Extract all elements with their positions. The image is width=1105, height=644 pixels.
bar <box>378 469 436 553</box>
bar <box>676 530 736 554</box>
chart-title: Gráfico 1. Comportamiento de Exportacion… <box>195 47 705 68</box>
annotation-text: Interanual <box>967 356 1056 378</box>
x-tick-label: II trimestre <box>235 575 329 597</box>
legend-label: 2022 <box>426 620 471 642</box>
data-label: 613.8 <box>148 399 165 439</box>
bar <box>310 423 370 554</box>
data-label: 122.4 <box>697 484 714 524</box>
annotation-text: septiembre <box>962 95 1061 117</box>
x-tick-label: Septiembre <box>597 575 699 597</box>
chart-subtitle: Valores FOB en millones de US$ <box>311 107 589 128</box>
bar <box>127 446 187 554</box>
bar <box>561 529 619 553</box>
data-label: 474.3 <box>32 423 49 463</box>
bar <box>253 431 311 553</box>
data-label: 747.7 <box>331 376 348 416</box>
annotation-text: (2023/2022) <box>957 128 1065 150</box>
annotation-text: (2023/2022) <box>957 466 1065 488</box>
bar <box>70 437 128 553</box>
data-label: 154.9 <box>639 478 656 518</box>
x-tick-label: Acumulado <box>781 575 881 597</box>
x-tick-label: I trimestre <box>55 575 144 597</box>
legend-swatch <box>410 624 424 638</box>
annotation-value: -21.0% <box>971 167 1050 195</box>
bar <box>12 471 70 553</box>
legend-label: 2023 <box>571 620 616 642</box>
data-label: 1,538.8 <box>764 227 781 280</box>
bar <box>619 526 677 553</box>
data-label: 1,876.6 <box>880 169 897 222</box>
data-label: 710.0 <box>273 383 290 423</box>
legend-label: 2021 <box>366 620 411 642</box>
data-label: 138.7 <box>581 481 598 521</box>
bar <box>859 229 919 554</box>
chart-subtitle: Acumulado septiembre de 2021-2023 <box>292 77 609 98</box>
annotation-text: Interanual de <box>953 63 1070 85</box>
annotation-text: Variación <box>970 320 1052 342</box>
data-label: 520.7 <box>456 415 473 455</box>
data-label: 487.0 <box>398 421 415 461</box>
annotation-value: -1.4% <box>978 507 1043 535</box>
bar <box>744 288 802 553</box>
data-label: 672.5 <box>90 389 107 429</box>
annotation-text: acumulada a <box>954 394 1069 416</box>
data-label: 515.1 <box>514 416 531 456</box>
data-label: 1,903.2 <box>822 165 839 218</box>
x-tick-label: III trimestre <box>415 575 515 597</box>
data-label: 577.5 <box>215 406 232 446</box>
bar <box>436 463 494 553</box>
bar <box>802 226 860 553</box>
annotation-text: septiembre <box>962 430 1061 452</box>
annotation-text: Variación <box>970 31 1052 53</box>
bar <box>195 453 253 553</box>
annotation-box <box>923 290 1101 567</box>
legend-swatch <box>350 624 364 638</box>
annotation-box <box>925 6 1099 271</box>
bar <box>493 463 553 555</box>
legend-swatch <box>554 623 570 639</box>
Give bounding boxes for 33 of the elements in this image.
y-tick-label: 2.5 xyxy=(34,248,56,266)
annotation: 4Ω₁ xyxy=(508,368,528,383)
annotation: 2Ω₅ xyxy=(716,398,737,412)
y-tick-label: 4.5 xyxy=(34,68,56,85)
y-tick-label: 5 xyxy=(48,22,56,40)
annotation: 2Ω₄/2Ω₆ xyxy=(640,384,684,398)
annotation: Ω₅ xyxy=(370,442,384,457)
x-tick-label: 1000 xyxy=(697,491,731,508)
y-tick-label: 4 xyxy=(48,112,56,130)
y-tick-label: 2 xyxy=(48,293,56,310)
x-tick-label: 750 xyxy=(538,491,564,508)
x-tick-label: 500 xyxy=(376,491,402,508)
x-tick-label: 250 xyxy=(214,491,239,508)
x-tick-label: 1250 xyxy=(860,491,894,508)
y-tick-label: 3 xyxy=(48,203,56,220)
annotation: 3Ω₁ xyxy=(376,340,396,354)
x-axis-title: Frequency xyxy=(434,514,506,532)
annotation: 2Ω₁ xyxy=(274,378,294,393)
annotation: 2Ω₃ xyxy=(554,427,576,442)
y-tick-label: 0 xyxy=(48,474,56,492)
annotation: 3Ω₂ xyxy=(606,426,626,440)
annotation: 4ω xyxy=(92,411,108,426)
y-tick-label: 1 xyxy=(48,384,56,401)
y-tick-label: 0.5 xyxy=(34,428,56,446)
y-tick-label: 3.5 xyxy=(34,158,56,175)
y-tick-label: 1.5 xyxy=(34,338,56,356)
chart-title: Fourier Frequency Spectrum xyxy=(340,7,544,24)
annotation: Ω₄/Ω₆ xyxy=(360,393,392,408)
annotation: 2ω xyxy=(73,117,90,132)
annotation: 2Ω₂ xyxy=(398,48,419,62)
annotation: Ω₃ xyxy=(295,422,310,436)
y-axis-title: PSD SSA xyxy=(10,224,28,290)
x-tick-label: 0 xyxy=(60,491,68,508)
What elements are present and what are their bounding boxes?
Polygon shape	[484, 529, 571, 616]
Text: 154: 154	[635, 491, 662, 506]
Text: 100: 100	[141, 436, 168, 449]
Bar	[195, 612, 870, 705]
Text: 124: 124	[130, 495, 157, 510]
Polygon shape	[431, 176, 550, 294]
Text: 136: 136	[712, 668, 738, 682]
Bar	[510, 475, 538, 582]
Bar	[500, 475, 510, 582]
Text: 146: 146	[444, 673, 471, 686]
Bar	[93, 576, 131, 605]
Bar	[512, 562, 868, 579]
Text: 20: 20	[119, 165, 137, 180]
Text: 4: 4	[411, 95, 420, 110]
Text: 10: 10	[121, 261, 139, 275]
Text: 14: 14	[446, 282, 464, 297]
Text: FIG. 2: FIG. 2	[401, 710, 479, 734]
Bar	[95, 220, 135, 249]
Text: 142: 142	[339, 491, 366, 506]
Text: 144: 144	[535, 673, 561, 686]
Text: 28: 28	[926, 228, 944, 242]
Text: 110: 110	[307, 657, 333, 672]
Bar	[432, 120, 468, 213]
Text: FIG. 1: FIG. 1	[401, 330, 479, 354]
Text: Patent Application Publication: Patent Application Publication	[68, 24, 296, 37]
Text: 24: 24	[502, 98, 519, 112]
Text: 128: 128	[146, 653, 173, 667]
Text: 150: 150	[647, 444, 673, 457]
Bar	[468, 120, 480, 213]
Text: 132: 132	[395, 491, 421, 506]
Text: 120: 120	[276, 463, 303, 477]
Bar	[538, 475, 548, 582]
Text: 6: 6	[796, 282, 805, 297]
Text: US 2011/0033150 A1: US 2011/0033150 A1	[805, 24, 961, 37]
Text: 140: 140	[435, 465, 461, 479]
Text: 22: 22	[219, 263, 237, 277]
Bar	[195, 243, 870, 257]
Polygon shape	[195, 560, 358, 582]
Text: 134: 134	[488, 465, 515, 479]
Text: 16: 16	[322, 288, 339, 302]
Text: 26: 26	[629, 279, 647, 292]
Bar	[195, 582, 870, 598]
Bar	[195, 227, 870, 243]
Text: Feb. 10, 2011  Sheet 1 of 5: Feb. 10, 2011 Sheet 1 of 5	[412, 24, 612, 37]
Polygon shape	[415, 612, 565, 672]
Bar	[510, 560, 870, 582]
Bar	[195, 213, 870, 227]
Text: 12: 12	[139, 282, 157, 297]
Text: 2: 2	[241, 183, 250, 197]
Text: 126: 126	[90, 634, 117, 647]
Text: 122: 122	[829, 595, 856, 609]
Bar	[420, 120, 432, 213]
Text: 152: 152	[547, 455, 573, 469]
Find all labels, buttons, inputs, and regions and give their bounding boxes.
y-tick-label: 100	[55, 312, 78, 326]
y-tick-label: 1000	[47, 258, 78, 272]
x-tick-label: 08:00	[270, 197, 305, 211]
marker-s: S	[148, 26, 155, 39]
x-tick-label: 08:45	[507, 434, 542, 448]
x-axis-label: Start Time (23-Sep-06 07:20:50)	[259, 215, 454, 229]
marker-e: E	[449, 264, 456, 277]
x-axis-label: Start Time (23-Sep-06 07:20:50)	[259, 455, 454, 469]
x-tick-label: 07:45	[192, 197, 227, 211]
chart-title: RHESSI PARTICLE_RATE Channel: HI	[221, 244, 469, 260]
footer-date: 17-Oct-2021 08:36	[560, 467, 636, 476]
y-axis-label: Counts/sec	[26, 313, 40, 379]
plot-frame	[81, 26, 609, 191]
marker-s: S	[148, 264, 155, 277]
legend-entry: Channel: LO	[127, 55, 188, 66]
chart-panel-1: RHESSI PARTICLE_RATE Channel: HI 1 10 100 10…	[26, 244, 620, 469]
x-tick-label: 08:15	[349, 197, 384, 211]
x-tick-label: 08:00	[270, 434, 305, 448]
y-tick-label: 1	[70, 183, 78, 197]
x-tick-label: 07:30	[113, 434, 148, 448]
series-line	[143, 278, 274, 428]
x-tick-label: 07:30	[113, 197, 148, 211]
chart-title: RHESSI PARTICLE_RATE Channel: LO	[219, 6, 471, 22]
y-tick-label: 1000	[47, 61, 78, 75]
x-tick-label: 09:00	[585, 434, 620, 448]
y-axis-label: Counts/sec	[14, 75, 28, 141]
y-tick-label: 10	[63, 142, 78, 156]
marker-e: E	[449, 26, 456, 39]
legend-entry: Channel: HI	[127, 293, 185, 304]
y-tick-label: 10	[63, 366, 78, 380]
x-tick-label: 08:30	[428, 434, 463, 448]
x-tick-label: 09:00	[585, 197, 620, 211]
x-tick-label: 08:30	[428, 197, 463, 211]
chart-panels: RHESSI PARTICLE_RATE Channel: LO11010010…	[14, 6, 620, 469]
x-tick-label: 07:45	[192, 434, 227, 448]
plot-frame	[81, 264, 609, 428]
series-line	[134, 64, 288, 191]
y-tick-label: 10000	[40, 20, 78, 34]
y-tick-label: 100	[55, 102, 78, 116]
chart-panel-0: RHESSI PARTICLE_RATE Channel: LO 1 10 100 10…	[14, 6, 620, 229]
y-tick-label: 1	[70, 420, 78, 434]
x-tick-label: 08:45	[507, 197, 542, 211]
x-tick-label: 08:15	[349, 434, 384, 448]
---
TASK BRIEF - Copy the entries from the start through the line containing "data-label: 710.0 <box>273 383 290 423</box>", reproducing those lines unchanged.

SOLUTION TO THIS TASK -
Extract all elements with their positions. The image is width=1105, height=644 pixels.
bar <box>378 469 436 553</box>
bar <box>676 530 736 554</box>
chart-title: Gráfico 1. Comportamiento de Exportacion… <box>195 47 705 68</box>
annotation-text: Interanual <box>967 356 1056 378</box>
x-tick-label: II trimestre <box>235 575 329 597</box>
legend-label: 2022 <box>426 620 471 642</box>
data-label: 613.8 <box>148 399 165 439</box>
bar <box>310 423 370 554</box>
data-label: 122.4 <box>697 484 714 524</box>
annotation-text: septiembre <box>962 95 1061 117</box>
x-tick-label: Septiembre <box>597 575 699 597</box>
chart-subtitle: Valores FOB en millones de US$ <box>311 107 589 128</box>
bar <box>127 446 187 554</box>
bar <box>561 529 619 553</box>
data-label: 474.3 <box>32 423 49 463</box>
bar <box>253 431 311 553</box>
data-label: 747.7 <box>331 376 348 416</box>
annotation-text: (2023/2022) <box>957 128 1065 150</box>
annotation-text: (2023/2022) <box>957 466 1065 488</box>
bar <box>70 437 128 553</box>
data-label: 154.9 <box>639 478 656 518</box>
x-tick-label: Acumulado <box>781 575 881 597</box>
x-tick-label: I trimestre <box>55 575 144 597</box>
legend-swatch <box>410 624 424 638</box>
annotation-value: -21.0% <box>971 167 1050 195</box>
bar <box>12 471 70 553</box>
legend-label: 2023 <box>571 620 616 642</box>
data-label: 1,538.8 <box>764 227 781 280</box>
bar <box>619 526 677 553</box>
data-label: 1,876.6 <box>880 169 897 222</box>
data-label: 710.0 <box>273 383 290 423</box>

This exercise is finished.